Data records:
◇ ◇ ◇ ◇ ◇ ◇ ◇
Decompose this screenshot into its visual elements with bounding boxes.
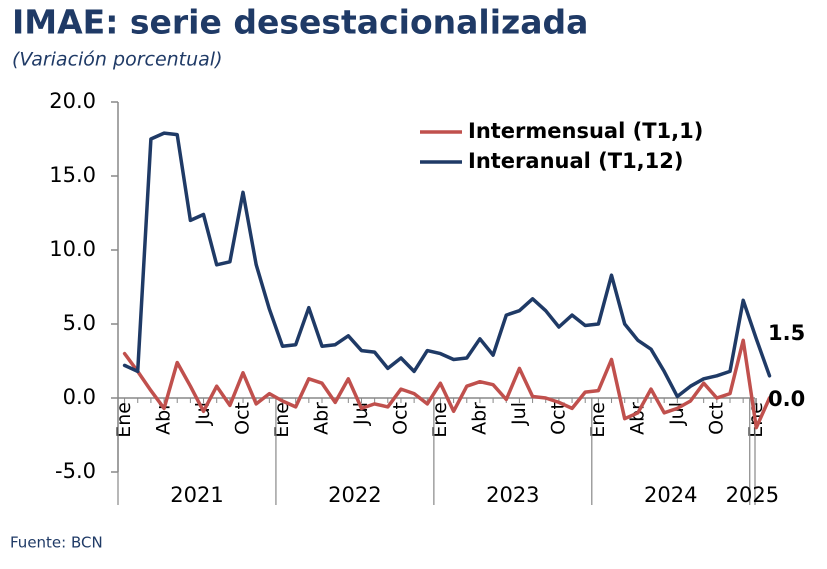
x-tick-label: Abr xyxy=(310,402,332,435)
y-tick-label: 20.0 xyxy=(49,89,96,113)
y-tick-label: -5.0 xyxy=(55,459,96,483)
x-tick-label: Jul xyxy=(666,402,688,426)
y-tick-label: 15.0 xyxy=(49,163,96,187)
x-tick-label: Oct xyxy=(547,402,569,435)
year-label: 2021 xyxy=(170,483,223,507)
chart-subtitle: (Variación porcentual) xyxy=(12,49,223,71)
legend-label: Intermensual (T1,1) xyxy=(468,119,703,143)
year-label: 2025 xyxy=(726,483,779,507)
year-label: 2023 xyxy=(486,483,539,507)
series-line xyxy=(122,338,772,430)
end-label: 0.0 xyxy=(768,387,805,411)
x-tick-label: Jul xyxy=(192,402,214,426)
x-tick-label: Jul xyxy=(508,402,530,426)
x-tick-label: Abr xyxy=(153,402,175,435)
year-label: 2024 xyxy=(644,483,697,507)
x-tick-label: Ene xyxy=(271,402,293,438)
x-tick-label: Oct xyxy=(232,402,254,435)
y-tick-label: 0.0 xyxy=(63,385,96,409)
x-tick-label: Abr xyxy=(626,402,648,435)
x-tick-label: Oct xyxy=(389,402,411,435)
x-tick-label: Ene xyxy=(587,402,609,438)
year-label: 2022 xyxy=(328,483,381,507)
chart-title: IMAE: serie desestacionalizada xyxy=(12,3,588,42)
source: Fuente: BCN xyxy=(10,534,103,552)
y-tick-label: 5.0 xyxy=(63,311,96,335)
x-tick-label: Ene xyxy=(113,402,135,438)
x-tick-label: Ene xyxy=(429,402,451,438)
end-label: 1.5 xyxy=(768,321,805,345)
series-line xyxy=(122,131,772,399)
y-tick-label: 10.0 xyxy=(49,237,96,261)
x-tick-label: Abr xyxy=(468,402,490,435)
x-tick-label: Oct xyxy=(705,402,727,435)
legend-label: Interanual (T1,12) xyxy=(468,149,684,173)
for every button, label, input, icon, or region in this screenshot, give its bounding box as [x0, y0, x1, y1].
◇ ◇ ◇ ◇ ◇ ◇ ◇
- _SET PROBLEM_
Recast the records above as a JSON list of strings with one string per line, skipping any blank lines. Leave the pictures out.

- _FULL OUTPUT_
[
  "Decompose this screenshot into its visual elements with bounding boxes.",
  "x-tick-label: Abr xyxy=(310,402,332,435)",
  "y-tick-label: 20.0 xyxy=(49,89,96,113)",
  "y-tick-label: -5.0 xyxy=(55,459,96,483)",
  "x-tick-label: Jul xyxy=(666,402,688,426)",
  "y-tick-label: 15.0 xyxy=(49,163,96,187)",
  "x-tick-label: Oct xyxy=(547,402,569,435)",
  "year-label: 2021 xyxy=(170,483,223,507)",
  "chart-subtitle: (Variación porcentual) xyxy=(12,49,223,71)",
  "legend-label: Intermensual (T1,1) xyxy=(468,119,703,143)",
  "year-label: 2025 xyxy=(726,483,779,507)",
  "year-label: 2023 xyxy=(486,483,539,507)",
  "series-line xyxy=(122,338,772,430)",
  "end-label: 0.0 xyxy=(768,387,805,411)",
  "x-tick-label: Jul xyxy=(192,402,214,426)",
  "x-tick-label: Jul xyxy=(508,402,530,426)",
  "x-tick-label: Abr xyxy=(153,402,175,435)",
  "year-label: 2024 xyxy=(644,483,697,507)",
  "x-tick-label: Ene xyxy=(271,402,293,438)",
  "x-tick-label: Oct xyxy=(232,402,254,435)",
  "y-tick-label: 0.0 xyxy=(63,385,96,409)",
  "x-tick-label: Abr xyxy=(626,402,648,435)",
  "x-tick-label: Oct xyxy=(389,402,411,435)",
  "x-tick-label: Ene xyxy=(587,402,609,438)",
  "year-label: 2022 xyxy=(328,483,381,507)",
  "chart-title: IMAE: serie desestacionalizada xyxy=(12,3,588,42)",
  "source: Fuente: BCN xyxy=(10,534,103,552)",
  "y-tick-label: 5.0 xyxy=(63,311,96,335)",
  "x-tick-label: Ene xyxy=(113,402,135,438)",
  "x-tick-label: Ene xyxy=(429,402,451,438)",
  "end-label: 1.5 xyxy=(768,321,805,345)",
  "series-line xyxy=(122,131,772,399)",
  "y-tick-label: 10.0 xyxy=(49,237,96,261)",
  "x-tick-label: Abr xyxy=(468,402,490,435)",
  "x-tick-label: Oct xyxy=(705,402,727,435)",
  "legend-label: Interanual (T1,12) xyxy=(468,149,684,173)",
  "for every button, label, input, icon, or region in this screenshot, give its bounding box as [x0, y0, x1, y1]."
]